- _Stored data_:

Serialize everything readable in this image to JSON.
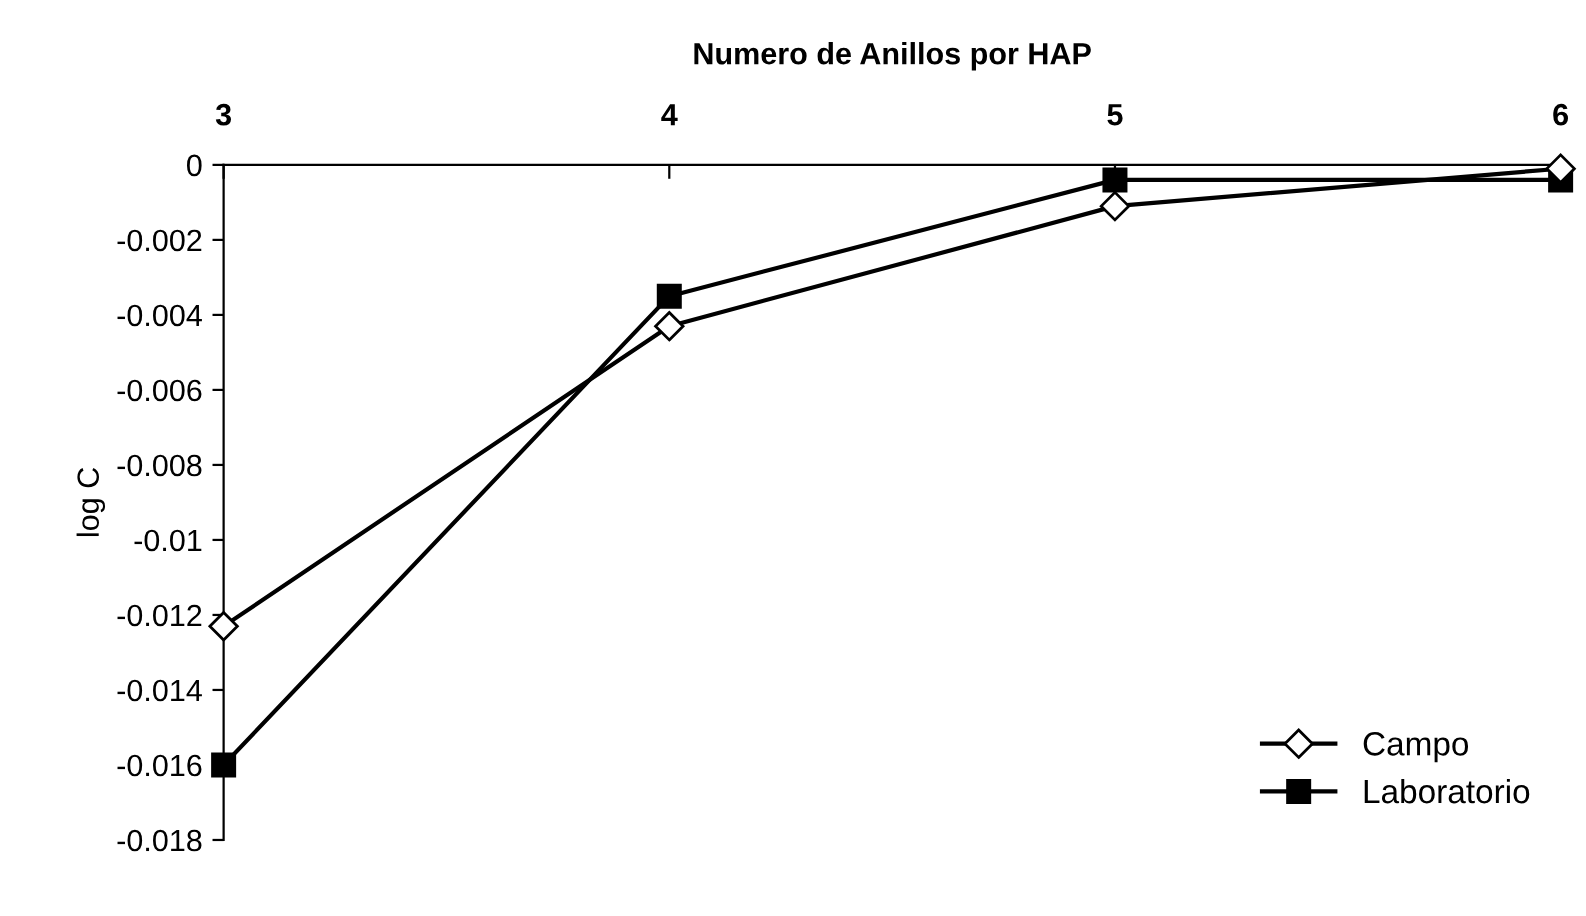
{
  "chart_data": {
    "type": "line",
    "xlabel": "Numero de Anillos por HAP",
    "ylabel": "log C",
    "x": [
      3,
      4,
      5,
      6
    ],
    "series": [
      {
        "name": "Campo",
        "color": "#000000",
        "marker": "diamond",
        "values": [
          -0.0123,
          -0.0043,
          -0.0011,
          -0.0001
        ]
      },
      {
        "name": "Laboratorio",
        "color": "#000000",
        "marker": "square",
        "values": [
          -0.016,
          -0.0035,
          -0.0004,
          -0.0004
        ]
      }
    ],
    "xlim": [
      3,
      6
    ],
    "xticks": [
      3,
      4,
      5,
      6
    ],
    "ylim": [
      -0.018,
      0
    ],
    "yticks": [
      0,
      -0.002,
      -0.004,
      -0.006,
      -0.008,
      -0.01,
      -0.012,
      -0.014,
      -0.016,
      -0.018
    ],
    "grid": false,
    "legend": "bottom right",
    "line_style": "solid"
  }
}
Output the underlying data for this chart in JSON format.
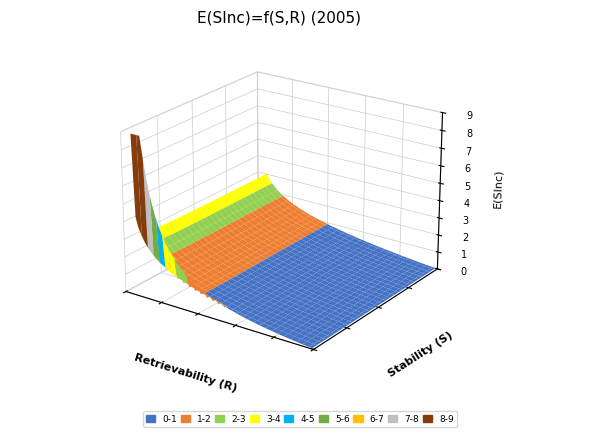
{
  "title": "E(SInc)=f(S,R) (2005)",
  "xlabel": "Retrievability (R)",
  "ylabel": "Stability (S)",
  "zlabel": "E(SInc)",
  "zlim": [
    0,
    9
  ],
  "legend_labels": [
    "0-1",
    "1-2",
    "2-3",
    "3-4",
    "4-5",
    "5-6",
    "6-7",
    "7-8",
    "8-9"
  ],
  "band_colors": [
    "#4472C4",
    "#ED7D31",
    "#92D050",
    "#FFFF00",
    "#00B0F0",
    "#70AD47",
    "#FFC000",
    "#BFBFBF",
    "#843C0C"
  ],
  "background_color": "#FFFFFF",
  "R_range": [
    0.05,
    0.99
  ],
  "S_range": [
    1.0,
    200.0
  ],
  "elev": 22,
  "azim": -55,
  "R_npts": 60,
  "S_npts": 60
}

- _Aim_:
Copy all lines from the material that hold "xlabel".

- _Final result_:
    "xlabel": "Numero de Anillos por HAP",
  "xlabel": "Retrievability (R)",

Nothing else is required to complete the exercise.